#### RECORD SET
# # #

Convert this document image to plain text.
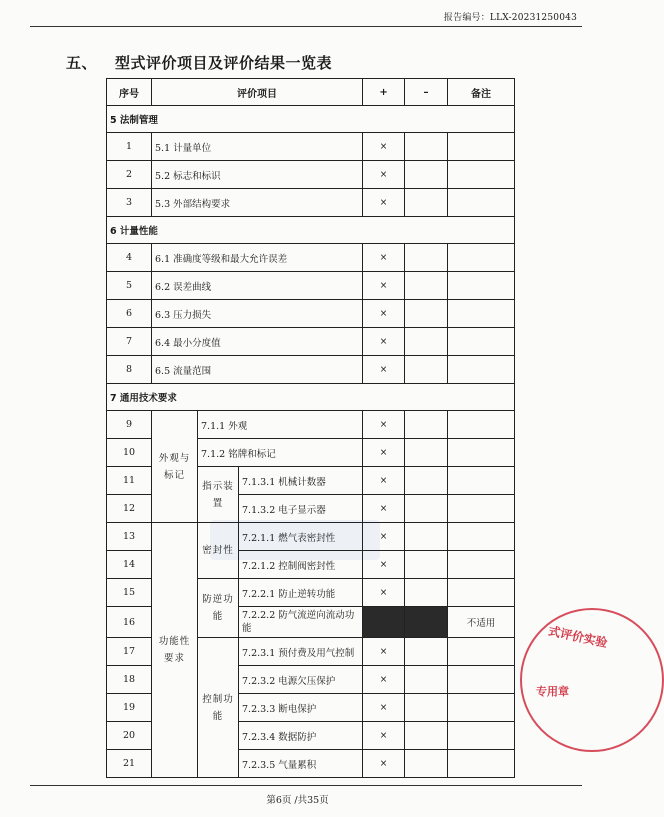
报告编号：LLX-20231250043
五、 型式评价项目及评价结果一览表
序号	评价项目			+	–	备注
5 法制管理						
1	5.1 计量单位			×		
2	5.2 标志和标识			×		
3	5.3 外部结构要求			×		
6 计量性能						
4	6.1 准确度等级和最大允许误差			×		
5	6.2 误差曲线			×		
6	6.3 压力损失			×		
7	6.4 最小分度值			×		
8	6.5 流量范围			×		
7 通用技术要求						
9	外观与标记	7.1.1 外观		×		
10		7.1.2 铭牌和标记		×		
11		指示装置	7.1.3.1 机械计数器	×		
12			7.1.3.2 电子显示器	×		
13	功能性要求	密封性	7.2.1.1 燃气表密封性	×		
14			7.2.1.2 控制阀密封性	×		
15		防逆功能	7.2.2.1 防止逆转功能	×		
16			7.2.2.2 防气流逆向流动功能			不适用
17		控制功能	7.2.3.1 预付费及用气控制	×		
18			7.2.3.2 电源欠压保护	×		
19			7.2.3.3 断电保护	×		
20			7.2.3.4 数据防护	×		
21			7.2.3.5 气量累积	×		
式评价实验
专用章
第6页 /共35页
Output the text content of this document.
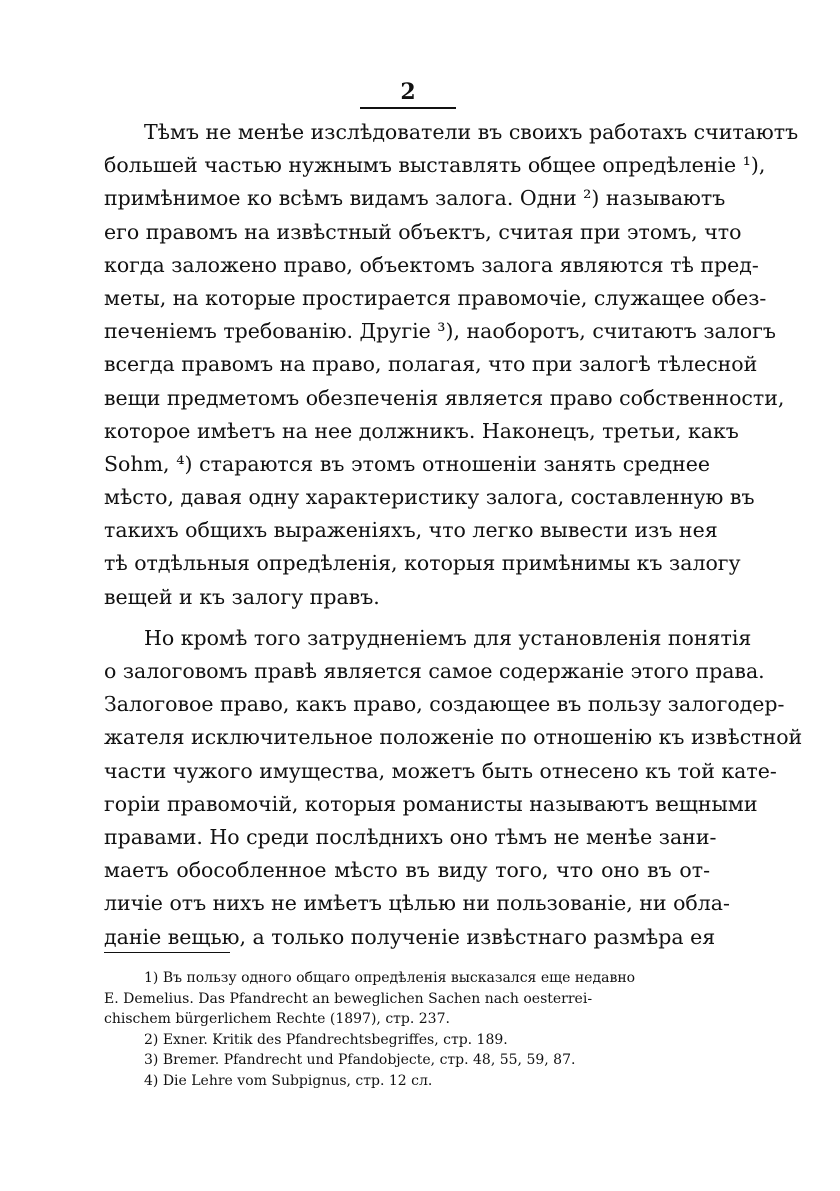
2
Тѣмъ не менѣе изслѣдователи въ своихъ работахъ считаютъ
большей частью нужнымъ выставлять общее опредѣленіе ¹),
примѣнимое ко всѣмъ видамъ залога. Одни ²) называютъ
его правомъ на извѣстный объектъ, считая при этомъ, что
когда заложено право, объектомъ залога являются тѣ пред-
меты, на которые простирается правомочіе, служащее обез-
печеніемъ требованію. Другіе ³), наоборотъ, считаютъ залогъ
всегда правомъ на право, полагая, что при залогѣ тѣлесной
вещи предметомъ обезпеченія является право собственности,
которое имѣетъ на нее должникъ. Наконецъ, третьи, какъ
Sohm, ⁴) стараются въ этомъ отношеніи занять среднее
мѣсто, давая одну характеристику залога, составленную въ
такихъ общихъ выраженіяхъ, что легко вывести изъ нея
тѣ отдѣльныя опредѣленія, которыя примѣнимы къ залогу
вещей и къ залогу правъ.
Но кромѣ того затрудненіемъ для установленія понятія
о залоговомъ правѣ является самое содержаніе этого права.
Залоговое право, какъ право, создающее въ пользу залогодер-
жателя исключительное положеніе по отношенію къ извѣстной
части чужого имущества, можетъ быть отнесено къ той кате-
горіи правомочій, которыя романисты называютъ вещными
правами. Но среди послѣднихъ оно тѣмъ не менѣе зани-
маетъ обособленное мѣсто въ виду того, что оно въ от-
личіе отъ нихъ не имѣетъ цѣлью ни пользованіе, ни обла-
даніе вещью, а только полученіе извѣстнаго размѣра ея
1) Въ пользу одного общаго опредѣленія высказался еще недавно
E. Demelius. Das Pfandrecht an beweglichen Sachen nach oesterrei-
chischem bürgerlichem Rechte (1897), стр. 237.
2) Exner. Kritik des Pfandrechtsbegriffes, стр. 189.
3) Bremer. Pfandrecht und Pfandobjecte, стр. 48, 55, 59, 87.
4) Die Lehre vom Subpignus, стр. 12 сл.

# # #

#### WHAT IS NEEDED
Extract every line of the records above that contains the word "менѣе".

#### WRITTEN SOLUTION
Тѣмъ не менѣе изслѣдователи въ своихъ работахъ считаютъ
правами. Но среди послѣднихъ оно тѣмъ не менѣе зани-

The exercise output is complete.